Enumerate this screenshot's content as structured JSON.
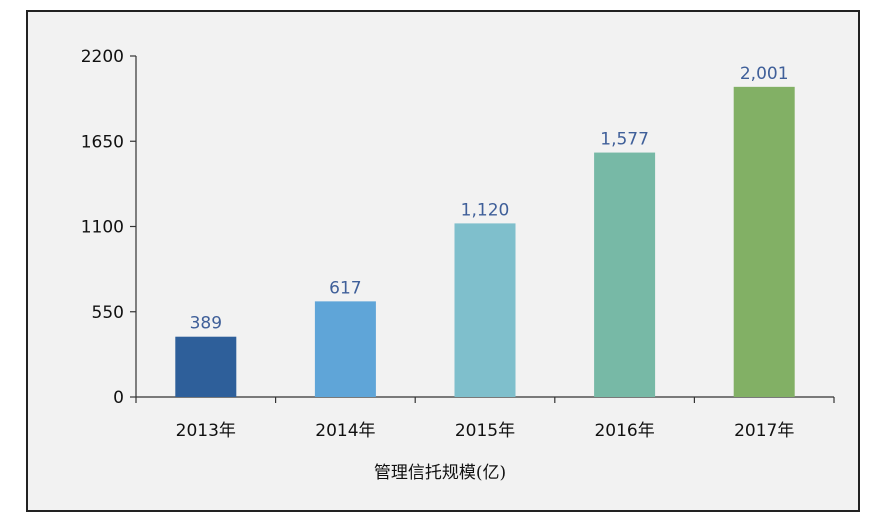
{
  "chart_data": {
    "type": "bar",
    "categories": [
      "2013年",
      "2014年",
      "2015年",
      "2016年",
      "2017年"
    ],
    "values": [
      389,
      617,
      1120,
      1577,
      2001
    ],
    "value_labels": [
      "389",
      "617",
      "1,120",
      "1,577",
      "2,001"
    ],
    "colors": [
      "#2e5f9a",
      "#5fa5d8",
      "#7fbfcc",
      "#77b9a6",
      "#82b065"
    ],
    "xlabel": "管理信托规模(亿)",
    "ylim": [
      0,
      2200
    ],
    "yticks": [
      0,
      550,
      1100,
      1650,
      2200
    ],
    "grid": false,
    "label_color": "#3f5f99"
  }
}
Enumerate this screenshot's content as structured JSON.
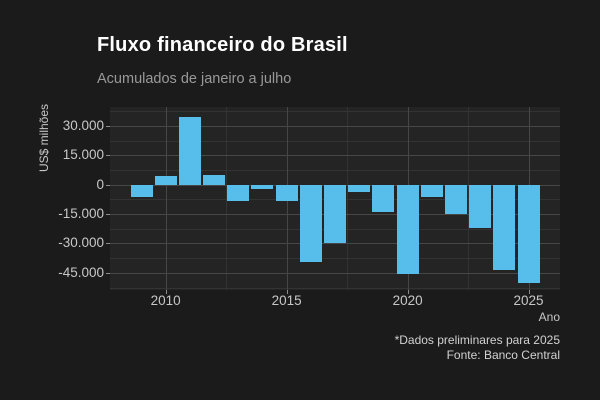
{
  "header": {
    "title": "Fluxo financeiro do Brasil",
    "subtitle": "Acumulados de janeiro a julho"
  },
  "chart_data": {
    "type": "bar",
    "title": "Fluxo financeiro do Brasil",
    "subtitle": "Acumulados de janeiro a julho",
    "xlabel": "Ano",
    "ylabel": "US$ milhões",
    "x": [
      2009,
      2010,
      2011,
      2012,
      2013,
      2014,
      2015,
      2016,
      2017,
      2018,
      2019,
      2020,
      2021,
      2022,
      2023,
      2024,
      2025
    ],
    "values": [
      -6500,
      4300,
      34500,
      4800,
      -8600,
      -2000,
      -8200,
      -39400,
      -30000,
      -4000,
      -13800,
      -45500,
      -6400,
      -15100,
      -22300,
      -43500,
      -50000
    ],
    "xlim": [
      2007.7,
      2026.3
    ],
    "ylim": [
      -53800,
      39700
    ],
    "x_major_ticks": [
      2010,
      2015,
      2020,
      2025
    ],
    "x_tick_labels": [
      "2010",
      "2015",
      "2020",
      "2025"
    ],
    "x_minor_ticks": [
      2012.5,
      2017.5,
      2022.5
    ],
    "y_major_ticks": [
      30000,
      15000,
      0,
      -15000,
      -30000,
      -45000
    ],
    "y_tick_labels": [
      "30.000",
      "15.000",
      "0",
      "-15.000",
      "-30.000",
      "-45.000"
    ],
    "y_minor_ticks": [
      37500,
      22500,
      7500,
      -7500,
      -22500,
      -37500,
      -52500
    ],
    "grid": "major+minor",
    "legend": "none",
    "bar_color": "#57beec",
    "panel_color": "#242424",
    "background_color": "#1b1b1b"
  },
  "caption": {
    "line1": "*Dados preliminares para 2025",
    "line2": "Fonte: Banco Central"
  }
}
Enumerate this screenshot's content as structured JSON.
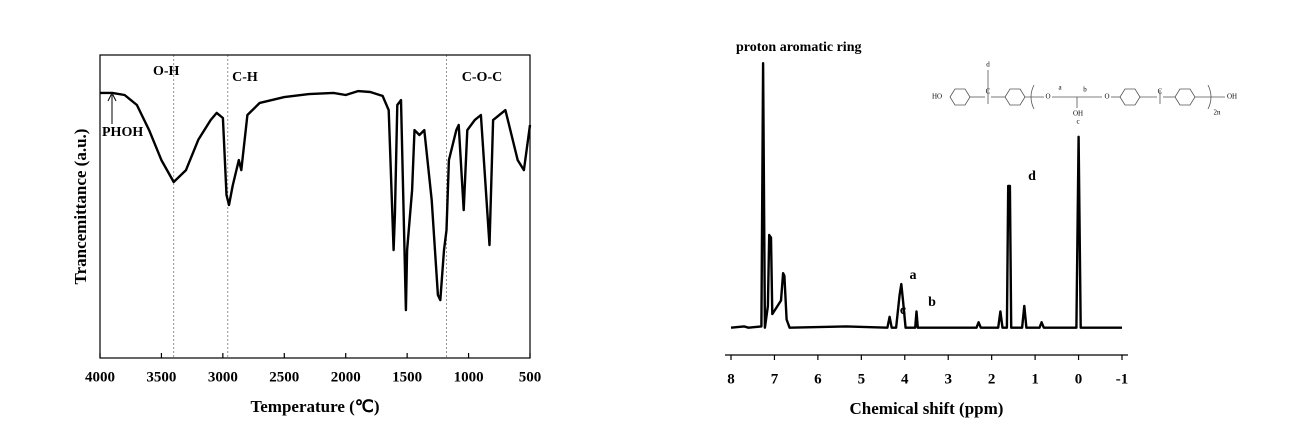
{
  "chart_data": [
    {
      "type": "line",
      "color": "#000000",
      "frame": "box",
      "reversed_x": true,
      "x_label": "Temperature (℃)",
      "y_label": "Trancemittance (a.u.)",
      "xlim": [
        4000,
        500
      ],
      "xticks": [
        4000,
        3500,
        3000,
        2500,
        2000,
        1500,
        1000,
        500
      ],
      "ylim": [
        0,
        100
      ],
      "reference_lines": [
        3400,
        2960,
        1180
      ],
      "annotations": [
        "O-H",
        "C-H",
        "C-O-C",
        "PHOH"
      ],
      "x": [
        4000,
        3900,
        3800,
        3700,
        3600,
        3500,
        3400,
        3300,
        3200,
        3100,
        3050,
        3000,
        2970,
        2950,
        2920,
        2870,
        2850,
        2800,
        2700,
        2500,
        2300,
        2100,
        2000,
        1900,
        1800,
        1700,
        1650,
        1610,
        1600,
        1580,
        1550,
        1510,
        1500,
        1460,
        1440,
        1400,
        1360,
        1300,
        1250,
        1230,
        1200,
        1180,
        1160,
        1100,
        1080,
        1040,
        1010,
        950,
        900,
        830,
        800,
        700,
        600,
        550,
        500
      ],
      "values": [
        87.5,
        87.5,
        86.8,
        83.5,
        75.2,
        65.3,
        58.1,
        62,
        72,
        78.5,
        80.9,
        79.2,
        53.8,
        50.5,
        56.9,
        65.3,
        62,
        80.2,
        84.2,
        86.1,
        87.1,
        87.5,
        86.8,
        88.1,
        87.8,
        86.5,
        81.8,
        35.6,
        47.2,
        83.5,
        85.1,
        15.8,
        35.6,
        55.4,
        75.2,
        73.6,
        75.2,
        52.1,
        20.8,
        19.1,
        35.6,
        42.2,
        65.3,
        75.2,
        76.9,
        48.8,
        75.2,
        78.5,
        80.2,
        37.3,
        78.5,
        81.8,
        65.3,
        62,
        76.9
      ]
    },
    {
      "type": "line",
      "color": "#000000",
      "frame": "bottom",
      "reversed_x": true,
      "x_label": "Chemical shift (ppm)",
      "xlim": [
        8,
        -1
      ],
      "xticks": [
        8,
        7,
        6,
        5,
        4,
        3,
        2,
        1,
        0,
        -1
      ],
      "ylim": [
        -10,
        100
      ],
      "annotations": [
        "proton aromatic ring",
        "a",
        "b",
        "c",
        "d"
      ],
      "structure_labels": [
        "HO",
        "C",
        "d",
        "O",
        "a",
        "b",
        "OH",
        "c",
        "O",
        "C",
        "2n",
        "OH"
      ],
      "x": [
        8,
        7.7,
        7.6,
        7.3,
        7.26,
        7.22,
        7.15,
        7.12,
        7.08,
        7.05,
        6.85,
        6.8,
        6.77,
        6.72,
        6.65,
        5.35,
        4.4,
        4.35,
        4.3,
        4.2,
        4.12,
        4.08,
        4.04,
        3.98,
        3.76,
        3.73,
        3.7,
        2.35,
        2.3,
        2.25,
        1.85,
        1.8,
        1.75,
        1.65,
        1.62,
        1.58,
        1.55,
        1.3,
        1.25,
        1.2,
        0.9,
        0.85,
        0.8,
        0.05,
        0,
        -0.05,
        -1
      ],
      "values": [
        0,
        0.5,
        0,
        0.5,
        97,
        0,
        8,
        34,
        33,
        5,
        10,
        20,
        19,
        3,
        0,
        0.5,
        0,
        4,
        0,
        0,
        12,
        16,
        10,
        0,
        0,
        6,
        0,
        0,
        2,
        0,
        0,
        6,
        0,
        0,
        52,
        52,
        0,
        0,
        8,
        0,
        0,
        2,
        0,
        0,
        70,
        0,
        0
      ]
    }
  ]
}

..........

Omit all pictures while transcribing the entries verbatim.

* **Written reply**:
Enumerate this screenshot's content as structured JSON.
{
  "chart_data": {
    "type": "bar",
    "categories": [
      "2013年",
      "2014年",
      "2015年",
      "2016年",
      "2017年"
    ],
    "values": [
      389,
      617,
      1120,
      1577,
      2001
    ],
    "value_labels": [
      "389",
      "617",
      "1,120",
      "1,577",
      "2,001"
    ],
    "colors": [
      "#2e5f9a",
      "#5fa5d8",
      "#7fbfcc",
      "#77b9a6",
      "#82b065"
    ],
    "xlabel": "管理信托规模(亿)",
    "ylim": [
      0,
      2200
    ],
    "yticks": [
      0,
      550,
      1100,
      1650,
      2200
    ],
    "grid": false,
    "label_color": "#3f5f99"
  }
}
Enumerate this screenshot's content as structured JSON.
{
  "header": {
    "title": "Fluxo financeiro do Brasil",
    "subtitle": "Acumulados de janeiro a julho"
  },
  "chart_data": {
    "type": "bar",
    "title": "Fluxo financeiro do Brasil",
    "subtitle": "Acumulados de janeiro a julho",
    "xlabel": "Ano",
    "ylabel": "US$ milhões",
    "x": [
      2009,
      2010,
      2011,
      2012,
      2013,
      2014,
      2015,
      2016,
      2017,
      2018,
      2019,
      2020,
      2021,
      2022,
      2023,
      2024,
      2025
    ],
    "values": [
      -6500,
      4300,
      34500,
      4800,
      -8600,
      -2000,
      -8200,
      -39400,
      -30000,
      -4000,
      -13800,
      -45500,
      -6400,
      -15100,
      -22300,
      -43500,
      -50000
    ],
    "xlim": [
      2007.7,
      2026.3
    ],
    "ylim": [
      -53800,
      39700
    ],
    "x_major_ticks": [
      2010,
      2015,
      2020,
      2025
    ],
    "x_tick_labels": [
      "2010",
      "2015",
      "2020",
      "2025"
    ],
    "x_minor_ticks": [
      2012.5,
      2017.5,
      2022.5
    ],
    "y_major_ticks": [
      30000,
      15000,
      0,
      -15000,
      -30000,
      -45000
    ],
    "y_tick_labels": [
      "30.000",
      "15.000",
      "0",
      "-15.000",
      "-30.000",
      "-45.000"
    ],
    "y_minor_ticks": [
      37500,
      22500,
      7500,
      -7500,
      -22500,
      -37500,
      -52500
    ],
    "grid": "major+minor",
    "legend": "none",
    "bar_color": "#57beec",
    "panel_color": "#242424",
    "background_color": "#1b1b1b"
  },
  "caption": {
    "line1": "*Dados preliminares para 2025",
    "line2": "Fonte: Banco Central"
  }
}
Enumerate this screenshot's content as structured JSON.
{
  "chart_data": [
    {
      "type": "line",
      "color": "#000000",
      "frame": "box",
      "reversed_x": true,
      "x_label": "Temperature (℃)",
      "y_label": "Trancemittance (a.u.)",
      "xlim": [
        4000,
        500
      ],
      "xticks": [
        4000,
        3500,
        3000,
        2500,
        2000,
        1500,
        1000,
        500
      ],
      "ylim": [
        0,
        100
      ],
      "reference_lines": [
        3400,
        2960,
        1180
      ],
      "annotations": [
        "O-H",
        "C-H",
        "C-O-C",
        "PHOH"
      ],
      "x": [
        4000,
        3900,
        3800,
        3700,
        3600,
        3500,
        3400,
        3300,
        3200,
        3100,
        3050,
        3000,
        2970,
        2950,
        2920,
        2870,
        2850,
        2800,
        2700,
        2500,
        2300,
        2100,
        2000,
        1900,
        1800,
        1700,
        1650,
        1610,
        1600,
        1580,
        1550,
        1510,
        1500,
        1460,
        1440,
        1400,
        1360,
        1300,
        1250,
        1230,
        1200,
        1180,
        1160,
        1100,
        1080,
        1040,
        1010,
        950,
        900,
        830,
        800,
        700,
        600,
        550,
        500
      ],
      "values": [
        87.5,
        87.5,
        86.8,
        83.5,
        75.2,
        65.3,
        58.1,
        62,
        72,
        78.5,
        80.9,
        79.2,
        53.8,
        50.5,
        56.9,
        65.3,
        62,
        80.2,
        84.2,
        86.1,
        87.1,
        87.5,
        86.8,
        88.1,
        87.8,
        86.5,
        81.8,
        35.6,
        47.2,
        83.5,
        85.1,
        15.8,
        35.6,
        55.4,
        75.2,
        73.6,
        75.2,
        52.1,
        20.8,
        19.1,
        35.6,
        42.2,
        65.3,
        75.2,
        76.9,
        48.8,
        75.2,
        78.5,
        80.2,
        37.3,
        78.5,
        81.8,
        65.3,
        62,
        76.9
      ]
    },
    {
      "type": "line",
      "color": "#000000",
      "frame": "bottom",
      "reversed_x": true,
      "x_label": "Chemical shift (ppm)",
      "xlim": [
        8,
        -1
      ],
      "xticks": [
        8,
        7,
        6,
        5,
        4,
        3,
        2,
        1,
        0,
        -1
      ],
      "ylim": [
        -10,
        100
      ],
      "annotations": [
        "proton aromatic ring",
        "a",
        "b",
        "c",
        "d"
      ],
      "structure_labels": [
        "HO",
        "C",
        "d",
        "O",
        "a",
        "b",
        "OH",
        "c",
        "O",
        "C",
        "2n",
        "OH"
      ],
      "x": [
        8,
        7.7,
        7.6,
        7.3,
        7.26,
        7.22,
        7.15,
        7.12,
        7.08,
        7.05,
        6.85,
        6.8,
        6.77,
        6.72,
        6.65,
        5.35,
        4.4,
        4.35,
        4.3,
        4.2,
        4.12,
        4.08,
        4.04,
        3.98,
        3.76,
        3.73,
        3.7,
        2.35,
        2.3,
        2.25,
        1.85,
        1.8,
        1.75,
        1.65,
        1.62,
        1.58,
        1.55,
        1.3,
        1.25,
        1.2,
        0.9,
        0.85,
        0.8,
        0.05,
        0,
        -0.05,
        -1
      ],
      "values": [
        0,
        0.5,
        0,
        0.5,
        97,
        0,
        8,
        34,
        33,
        5,
        10,
        20,
        19,
        3,
        0,
        0.5,
        0,
        4,
        0,
        0,
        12,
        16,
        10,
        0,
        0,
        6,
        0,
        0,
        2,
        0,
        0,
        6,
        0,
        0,
        52,
        52,
        0,
        0,
        8,
        0,
        0,
        2,
        0,
        0,
        70,
        0,
        0
      ]
    }
  ]
}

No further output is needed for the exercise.